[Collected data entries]
BEGIN

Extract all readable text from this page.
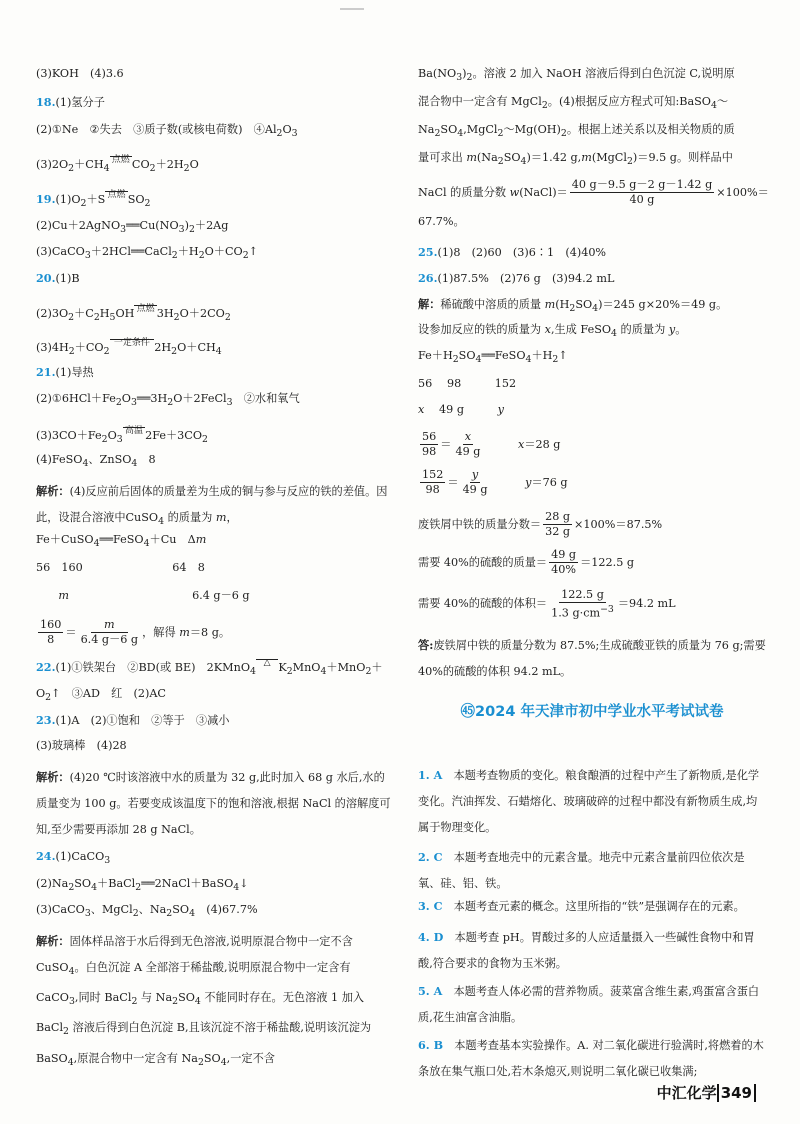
(3)KOH　(4)3.6
18.(1)氢分子
(2)①Ne　②失去　③质子数(或核电荷数)　$④Al_2O_3$
$(3)2O_2+CH_4$
点燃
　　 $CO_2+2H_2O$
$19.(1)O_2+S$ 点燃
　　 $SO_2$
$(2)Cu+2AgNO_3══Cu(NO_3)_2+2Ag$
$(3)CaCO_3+2HCl══CaCl_2+H_2O+CO_2↑$
20.(1)B
$(2)3O_2+C_2H_5OH$ 点燃
　　 $3H_2O+2CO_2$
$(3)4H_2+CO_2$
一定条件
　　　　 $2H_2O+CH_4$
21.(1)导热
$(2)①6HCl+Fe_2O_3══3H_2O+2FeCl_3$　②水和氧气
$(3)3CO+Fe_2O_3$
高温
　　 $2Fe+3CO_2$
(4)FeSO$_4$、ZnSO$_4$　8
解析：(4)反应前后固体的质量差为生成的铜与参与反应的铁的差值。因此，设混合溶液中CuSO$_4$ 的质量为 m，
Fe＋CuSO$_4$══FeSO$_4$＋Cu　Δm
56　160　　　　　　　　64　8
　　m　　　　　　　　　　　6.4 g－6 g
$\frac{160}{8}$ ＝
　 $\frac{m}{6.4 g-6 g}$ ，解得 m＝8 g。
22.(1)①铁架台　②BD(或 BE)　2KMnO$_4$
△
　　 $K_2MnO_4+MnO_2+$
$O_2↑$　③AD　红　(2)AC
23.(1)A　(2)①饱和　②等于　③减小
(3)玻璃棒　(4)28
解析：(4)20 ℃时该溶液中水的质量为 32 g,此时加入 68 g 水后,水的质量变为 100 g。若要变成该温度下的饱和溶液,根据 NaCl 的溶解度可知,至少需要再添加 28 g NaCl。
24.(1)CaCO$_3$
$(2)Na_2SO_4+BaCl_2══2NaCl+BaSO_4↓$
(3)CaCO$_3$、MgCl$_2$、$Na_2SO_4$　(4)67.7%
解析：固体样品溶于水后得到无色溶液,说明原混合物中一定不含 CuSO$_4$。白色沉淀 A 全部溶于稀盐酸,说明原混合物中一定含有 CaCO$_3$,同时 BaCl$_2$ 与 $Na_2SO_4$ 不能同时存在。无色溶液 1 加入 BaCl$_2$ 溶液后得到白色沉淀 B,且该沉淀不溶于稀盐酸,说明该沉淀为 BaSO$_4$,原混合物中一定含有 $Na_2SO_4$,一定不含
$Ba(NO_3)_2$。溶液 2 加入 NaOH 溶液后得到白色沉淀 C,说明原
混合物中一定含有 MgCl$_2$。(4)根据反应方程式可知:BaSO$_4$～
$Na_2SO_4,MgCl_2\sim Mg(OH)_2$。根据上述关系以及相关物质的质
量可求出 $m(Na_2SO_4)=1.42$ g,m(MgCl$_2$)＝9.5 g。则样品中
NaCl 的质量分数 w(NaCl)＝ $\frac{40 g-9.5 g-2 g-1.42 g}{40 g} \times 100\%=$
67.7%。
25.(1)8　(2)60　(3)6∶1　(4)40%
26.(1)87.5%　(2)76 g　(3)94.2 mL
解：稀硫酸中溶质的质量 $m(H_2SO_4)=245$ g×20%＝49 g。
设参加反应的铁的质量为 x,生成 FeSO$_4$ 的质量为 y。
$Fe+H_2SO_4══FeSO_4+H_2↑$
56　 98　　　152
x　 49 g　　　y
$\frac{56}{98} = \frac{x}{49 g}$
　　　	x＝28 g
$\frac{152}{98} = \frac{y}{49 g}$
　　　	y＝76 g
废铁屑中铁的质量分数＝ $\frac{28 g}{32 g} \times 100\%=87.5\%$
需要 40%的硫酸的质量＝ $\frac{49 g}{40\%} =122.5$ g
需要 40%的硫酸的体积＝ $\frac{122.5 g}{1.3 g\cdot cm^{-3}} =94.2$ mL
答:废铁屑中铁的质量分数为 87.5%;生成硫酸亚铁的质量为 76 g;需要 40%的硫酸的体积 94.2 mL。
1. A　本题考查物质的变化。粮食酿酒的过程中产生了新物质,是化学变化。汽油挥发、石蜡熔化、玻璃破碎的过程中都没有新物质生成,均属于物理变化。
2. C　本题考查地壳中的元素含量。地壳中元素含量前四位依次是氧、硅、铝、铁。
3. C　本题考查元素的概念。这里所指的“铁”是强调存在的元素。
4. D　本题考查 pH。胃酸过多的人应适量摄入一些碱性食物中和胃酸,符合要求的食物为玉米粥。
5. A　本题考查人体必需的营养物质。菠菜富含维生素,鸡蛋富含蛋白质,花生油富含油脂。
6. B　本题考查基本实验操作。A. 对二氧化碳进行验满时,将燃着的木条放在集气瓶口处,若木条熄灭,则说明二氧化碳已收集满;
㊺2024 年天津市初中学业水平考试试卷
中汇化学 349
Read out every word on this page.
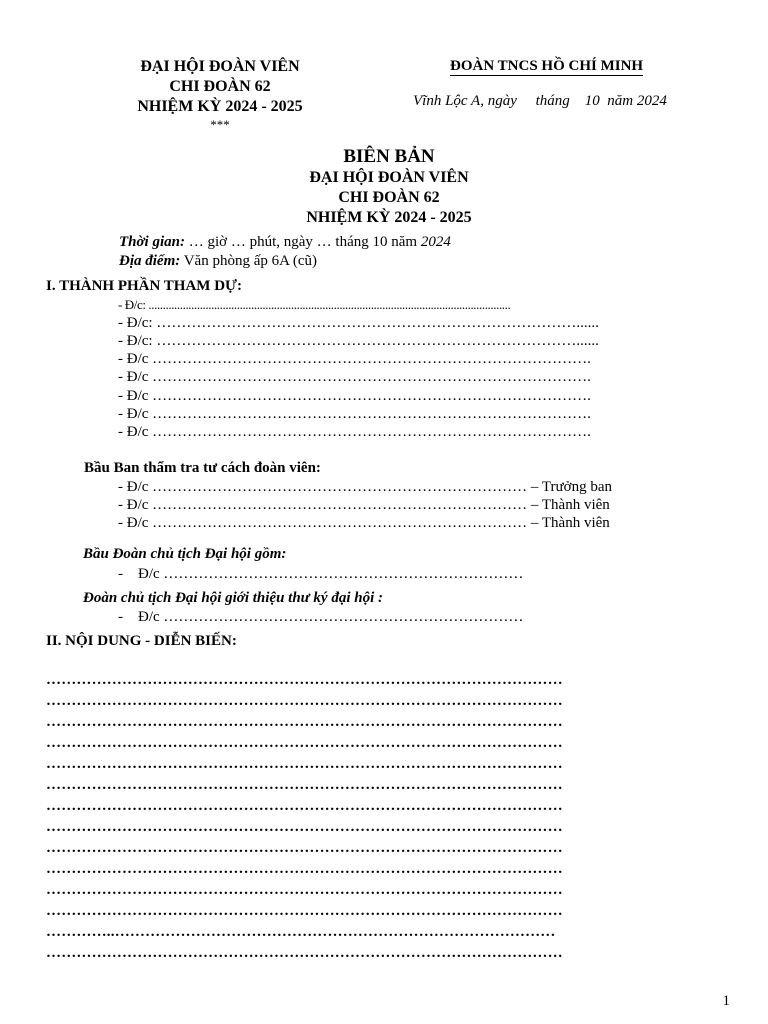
ĐẠI HỘI ĐOÀN VIÊN
CHI ĐOÀN 62
NHIỆM KỲ 2024 - 2025
***
ĐOÀN TNCS HỒ CHÍ MINH
Vĩnh Lộc A, ngày     tháng    10  năm 2024
BIÊN BẢN
ĐẠI HỘI ĐOÀN VIÊN
CHI ĐOÀN 62
NHIỆM KỲ 2024 - 2025
Thời gian: … giờ … phút, ngày … tháng 10 năm 2024
Địa điểm: Văn phòng ấp 6A (cũ)
I. THÀNH PHẦN THAM DỰ:
- Đ/c: ...............................................................................................................................
- Đ/c: …………………………………………………………………………......
- Đ/c: …………………………………………………………………………......
- Đ/c …………………………………………………………………………….
- Đ/c …………………………………………………………………………….
- Đ/c …………………………………………………………………………….
- Đ/c …………………………………………………………………………….
- Đ/c …………………………………………………………………………….
Bầu Ban thẩm tra tư cách đoàn viên:
- Đ/c ………………………………………………………………… – Trưởng ban
- Đ/c ………………………………………………………………… – Thành viên
- Đ/c ………………………………………………………………… – Thành viên
Bầu Đoàn chủ tịch Đại hội gồm:
-    Đ/c ………………………………………………………………
Đoàn chủ tịch Đại hội giới thiệu thư ký đại hội :
-    Đ/c ………………………………………………………………
II. NỘI DUNG - DIỄN BIẾN:
…………………………………………………………………………………………
…………………………………………………………………………………………
…………………………………………………………………………………………
…………………………………………………………………………………………
…………………………………………………………………………………………
…………………………………………………………………………………………
…………………………………………………………………………………………
…………………………………………………………………………………………
…………………………………………………………………………………………
…………………………………………………………………………………………
…………………………………………………………………………………………
…………………………………………………………………………………………
…………..……………………………………………………………………………
…………………………………………………………………………………………
1
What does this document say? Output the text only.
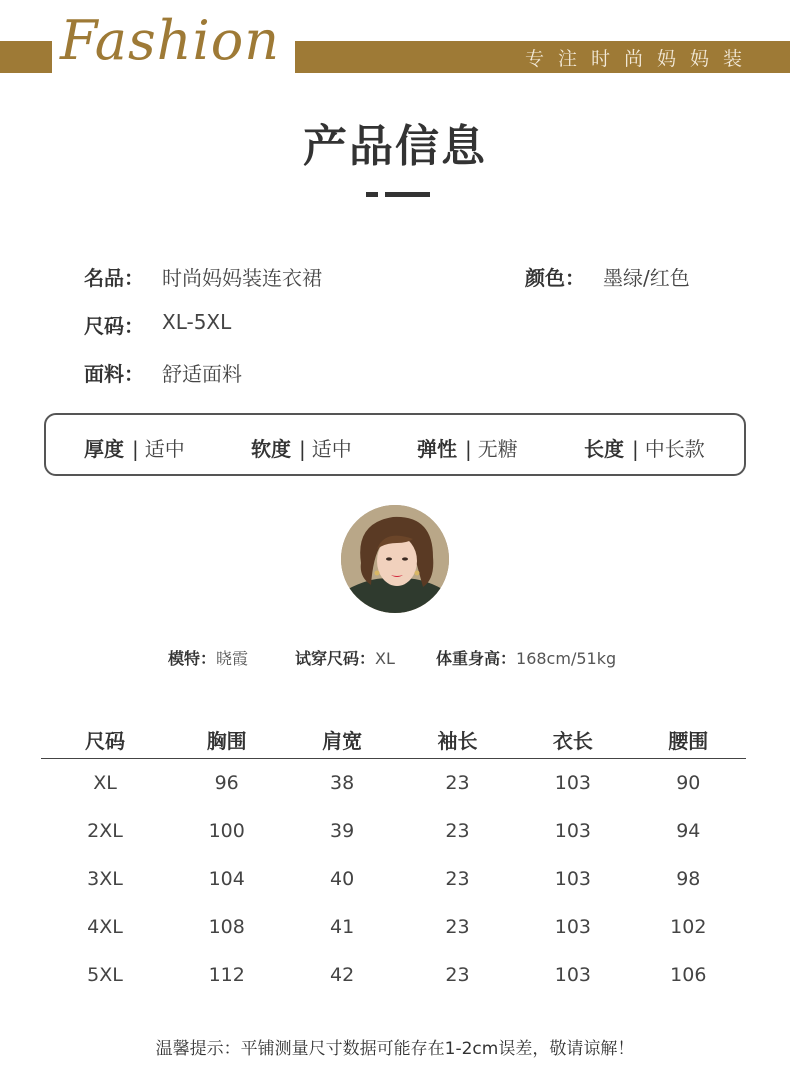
Fashion	专注时尚妈妈装
产品信息
名品： 时尚妈妈装连衣裙	颜色： 墨绿/红色
尺码： XL-5XL
面料： 舒适面料
厚度 | 适中	软度 | 适中	弹性 | 无糖	长度 | 中长款
模特：晓霞	试穿尺码：XL	体重身高：168cm/51kg
尺码	胸围	肩宽	袖长	衣长	腰围
XL	96	38	23	103	90
2XL	100	39	23	103	94
3XL	104	40	23	103	98
4XL	108	41	23	103	102
5XL	112	42	23	103	106
温馨提示：平铺测量尺寸数据可能存在1-2cm误差，敬请谅解！
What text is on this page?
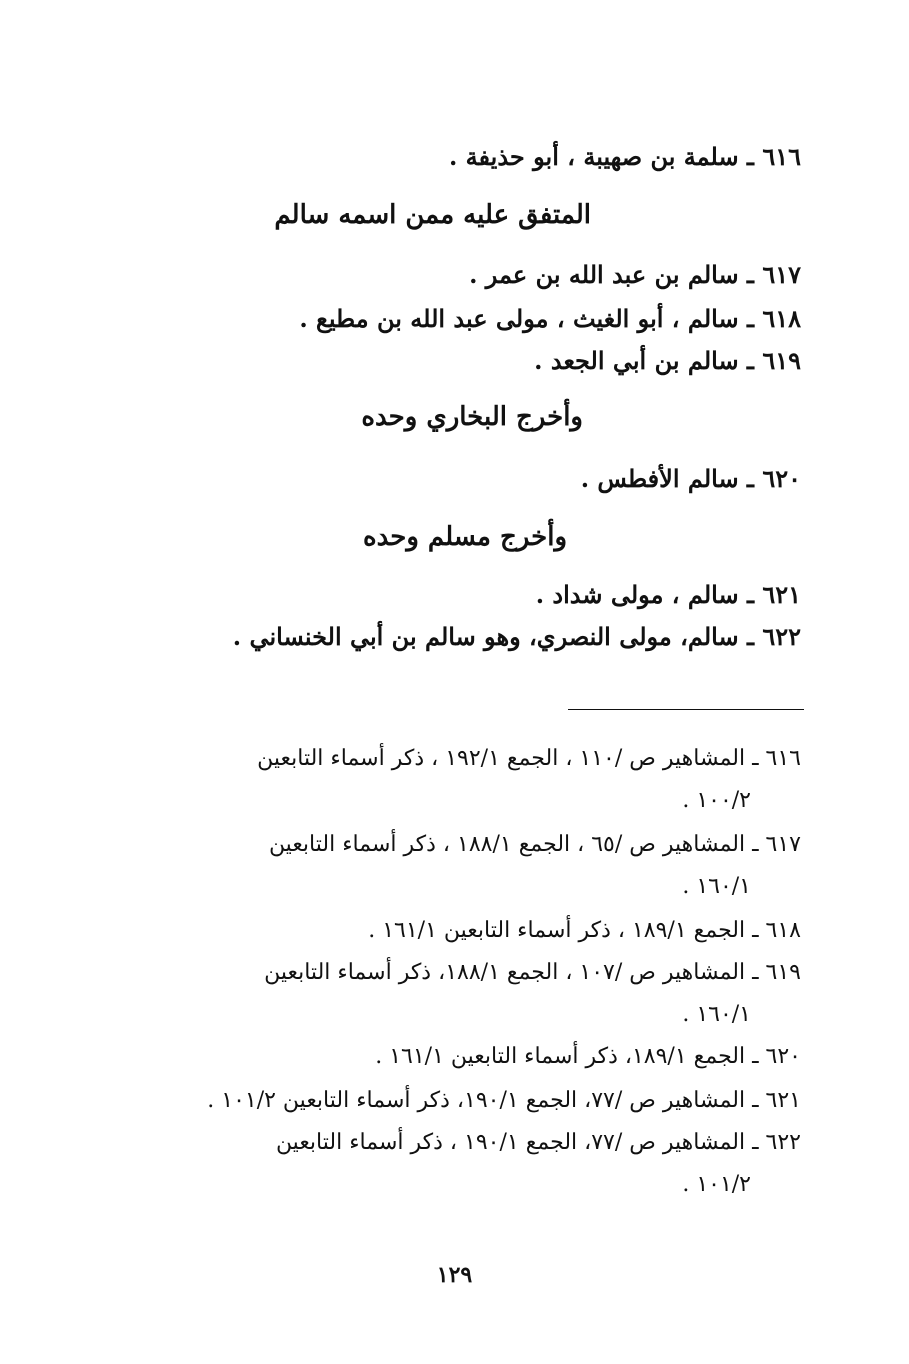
٦١٦ ـ سلمة بن صهيبة ، أبو حذيفة .
المتفق عليه ممن اسمه سالم
٦١٧ ـ سالم بن عبد الله بن عمر .
٦١٨ ـ سالم ، أبو الغيث ، مولى عبد الله بن مطيع .
٦١٩ ـ سالم بن أبي الجعد .
وأخرج البخاري وحده
٦٢٠ ـ سالم الأفطس .
وأخرج مسلم وحده
٦٢١ ـ سالم ، مولى شداد .
٦٢٢ ـ سالم، مولى النصري، وهو سالم بن أبي الخنساني .
٦١٦ ـ المشاهير ص /١١٠ ، الجمع ١٩٢/١ ، ذكر أسماء التابعين
١٠٠/٢ .
٦١٧ ـ المشاهير ص /٦٥ ، الجمع ١٨٨/١ ، ذكر أسماء التابعين
١٦٠/١ .
٦١٨ ـ الجمع ١٨٩/١ ، ذكر أسماء التابعين ١٦١/١ .
٦١٩ ـ المشاهير ص /١٠٧ ، الجمع ١٨٨/١، ذكر أسماء التابعين
١٦٠/١ .
٦٢٠ ـ الجمع ١٨٩/١، ذكر أسماء التابعين ١٦١/١ .
٦٢١ ـ المشاهير ص /٧٧، الجمع ١٩٠/١، ذكر أسماء التابعين ١٠١/٢ .
٦٢٢ ـ المشاهير ص /٧٧، الجمع ١٩٠/١ ، ذكر أسماء التابعين
١٠١/٢ .
١٢٩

END

[GOAL] In the records above, locate each line with the word "مولى". Copy all such lines.

[TASK RESULT]
٦١٨ ـ سالم ، أبو الغيث ، مولى عبد الله بن مطيع .
٦٢١ ـ سالم ، مولى شداد .
٦٢٢ ـ سالم، مولى النصري، وهو سالم بن أبي الخنساني .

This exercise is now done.